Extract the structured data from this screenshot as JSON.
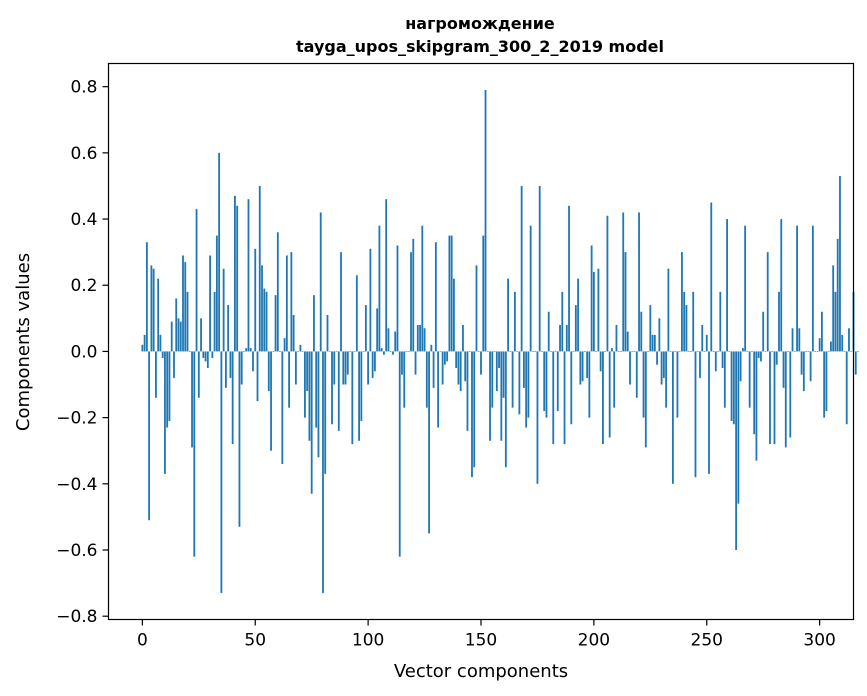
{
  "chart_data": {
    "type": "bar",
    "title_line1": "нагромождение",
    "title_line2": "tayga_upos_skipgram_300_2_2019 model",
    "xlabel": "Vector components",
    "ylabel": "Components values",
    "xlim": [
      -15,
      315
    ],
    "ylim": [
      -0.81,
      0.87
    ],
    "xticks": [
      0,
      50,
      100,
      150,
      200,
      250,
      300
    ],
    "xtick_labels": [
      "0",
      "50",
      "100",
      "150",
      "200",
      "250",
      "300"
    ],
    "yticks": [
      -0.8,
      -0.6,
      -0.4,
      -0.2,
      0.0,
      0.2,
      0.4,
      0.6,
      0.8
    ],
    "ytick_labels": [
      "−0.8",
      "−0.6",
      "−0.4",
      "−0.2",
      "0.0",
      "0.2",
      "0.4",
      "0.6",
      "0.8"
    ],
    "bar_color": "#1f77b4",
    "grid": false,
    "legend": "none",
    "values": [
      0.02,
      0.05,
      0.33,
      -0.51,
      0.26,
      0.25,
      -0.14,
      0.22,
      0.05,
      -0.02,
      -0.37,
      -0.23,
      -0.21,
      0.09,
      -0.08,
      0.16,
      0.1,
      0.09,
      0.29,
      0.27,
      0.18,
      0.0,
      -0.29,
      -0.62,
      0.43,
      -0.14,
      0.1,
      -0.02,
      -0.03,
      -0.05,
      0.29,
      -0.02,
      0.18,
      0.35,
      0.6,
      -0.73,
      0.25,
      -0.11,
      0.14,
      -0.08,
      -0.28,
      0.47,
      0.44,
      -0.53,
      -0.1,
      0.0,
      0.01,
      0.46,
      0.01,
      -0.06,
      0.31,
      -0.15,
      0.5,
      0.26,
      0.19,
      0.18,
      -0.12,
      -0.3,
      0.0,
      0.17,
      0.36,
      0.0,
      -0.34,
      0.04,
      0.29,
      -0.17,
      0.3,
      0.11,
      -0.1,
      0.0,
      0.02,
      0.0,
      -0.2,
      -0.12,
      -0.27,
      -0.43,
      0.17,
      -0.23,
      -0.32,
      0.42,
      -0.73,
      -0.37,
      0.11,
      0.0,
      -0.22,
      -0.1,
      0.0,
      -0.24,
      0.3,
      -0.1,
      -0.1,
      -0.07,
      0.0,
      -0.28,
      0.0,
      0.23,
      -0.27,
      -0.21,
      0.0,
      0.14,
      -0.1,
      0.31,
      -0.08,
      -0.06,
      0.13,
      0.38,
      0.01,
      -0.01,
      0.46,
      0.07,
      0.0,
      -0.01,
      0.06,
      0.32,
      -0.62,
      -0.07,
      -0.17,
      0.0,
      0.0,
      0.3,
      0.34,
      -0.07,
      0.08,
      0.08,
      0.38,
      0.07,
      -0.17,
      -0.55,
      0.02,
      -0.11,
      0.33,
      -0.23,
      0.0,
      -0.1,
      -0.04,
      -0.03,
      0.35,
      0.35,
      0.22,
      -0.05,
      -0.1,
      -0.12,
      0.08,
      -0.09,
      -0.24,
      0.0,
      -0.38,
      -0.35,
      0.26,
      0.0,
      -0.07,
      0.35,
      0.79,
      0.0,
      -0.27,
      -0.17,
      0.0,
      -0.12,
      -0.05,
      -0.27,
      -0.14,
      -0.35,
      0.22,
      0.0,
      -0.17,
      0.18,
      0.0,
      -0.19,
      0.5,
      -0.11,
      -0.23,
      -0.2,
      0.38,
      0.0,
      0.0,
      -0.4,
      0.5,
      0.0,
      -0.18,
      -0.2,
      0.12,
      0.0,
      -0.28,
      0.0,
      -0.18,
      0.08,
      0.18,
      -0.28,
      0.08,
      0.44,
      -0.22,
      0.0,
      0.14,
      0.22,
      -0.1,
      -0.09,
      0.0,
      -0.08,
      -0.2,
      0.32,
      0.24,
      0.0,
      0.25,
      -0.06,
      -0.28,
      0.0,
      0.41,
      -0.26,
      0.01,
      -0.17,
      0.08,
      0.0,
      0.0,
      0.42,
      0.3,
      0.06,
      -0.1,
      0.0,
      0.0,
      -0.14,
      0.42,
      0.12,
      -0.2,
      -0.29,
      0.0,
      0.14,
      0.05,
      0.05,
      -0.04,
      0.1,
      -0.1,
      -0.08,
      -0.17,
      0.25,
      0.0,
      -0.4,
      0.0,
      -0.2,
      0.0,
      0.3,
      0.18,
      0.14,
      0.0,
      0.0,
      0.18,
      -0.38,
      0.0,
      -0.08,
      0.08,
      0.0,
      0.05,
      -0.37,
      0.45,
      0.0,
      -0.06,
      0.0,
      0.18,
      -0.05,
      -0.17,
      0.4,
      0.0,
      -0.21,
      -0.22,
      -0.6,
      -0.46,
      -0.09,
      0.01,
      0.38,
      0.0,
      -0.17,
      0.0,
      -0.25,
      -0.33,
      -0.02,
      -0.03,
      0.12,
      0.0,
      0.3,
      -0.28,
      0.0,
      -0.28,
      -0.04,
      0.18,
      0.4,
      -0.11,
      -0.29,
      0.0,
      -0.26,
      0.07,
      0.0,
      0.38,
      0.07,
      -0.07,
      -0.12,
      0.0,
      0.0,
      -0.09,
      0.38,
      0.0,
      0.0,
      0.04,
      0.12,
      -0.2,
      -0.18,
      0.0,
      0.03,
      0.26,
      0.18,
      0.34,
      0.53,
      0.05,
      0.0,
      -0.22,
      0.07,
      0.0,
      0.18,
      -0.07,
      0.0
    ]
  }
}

++++

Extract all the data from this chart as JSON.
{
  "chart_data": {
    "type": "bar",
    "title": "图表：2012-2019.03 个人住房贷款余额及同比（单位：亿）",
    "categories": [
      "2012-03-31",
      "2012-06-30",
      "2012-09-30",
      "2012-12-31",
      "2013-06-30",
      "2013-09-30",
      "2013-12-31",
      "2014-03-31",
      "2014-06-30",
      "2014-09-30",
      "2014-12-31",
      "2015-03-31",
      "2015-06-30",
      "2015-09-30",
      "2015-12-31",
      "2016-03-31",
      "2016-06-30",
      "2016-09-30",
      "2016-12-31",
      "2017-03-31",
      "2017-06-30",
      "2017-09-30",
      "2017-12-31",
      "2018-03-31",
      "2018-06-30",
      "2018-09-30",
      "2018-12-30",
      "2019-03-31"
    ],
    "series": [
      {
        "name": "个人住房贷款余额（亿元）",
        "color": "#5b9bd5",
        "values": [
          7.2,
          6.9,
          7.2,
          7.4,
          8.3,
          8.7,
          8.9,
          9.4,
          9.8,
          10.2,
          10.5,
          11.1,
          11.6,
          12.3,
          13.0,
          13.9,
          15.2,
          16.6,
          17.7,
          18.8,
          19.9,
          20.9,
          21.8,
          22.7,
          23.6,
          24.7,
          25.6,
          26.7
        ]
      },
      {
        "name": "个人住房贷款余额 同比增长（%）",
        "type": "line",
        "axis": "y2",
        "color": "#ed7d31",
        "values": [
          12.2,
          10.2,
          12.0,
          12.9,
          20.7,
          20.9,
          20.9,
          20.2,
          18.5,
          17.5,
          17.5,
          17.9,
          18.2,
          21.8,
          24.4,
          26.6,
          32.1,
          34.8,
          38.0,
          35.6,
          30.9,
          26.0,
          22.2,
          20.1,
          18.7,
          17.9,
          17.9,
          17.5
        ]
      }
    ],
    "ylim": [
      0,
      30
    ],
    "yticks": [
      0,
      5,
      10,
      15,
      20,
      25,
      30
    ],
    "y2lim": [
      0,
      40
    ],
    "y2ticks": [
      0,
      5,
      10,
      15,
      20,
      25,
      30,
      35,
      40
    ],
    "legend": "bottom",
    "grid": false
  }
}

++++

## OBJECTIVE
What count of lines in the listing contain the word "this"? Reply with the number only.

## OUTPUT OF THE EXERCISE
2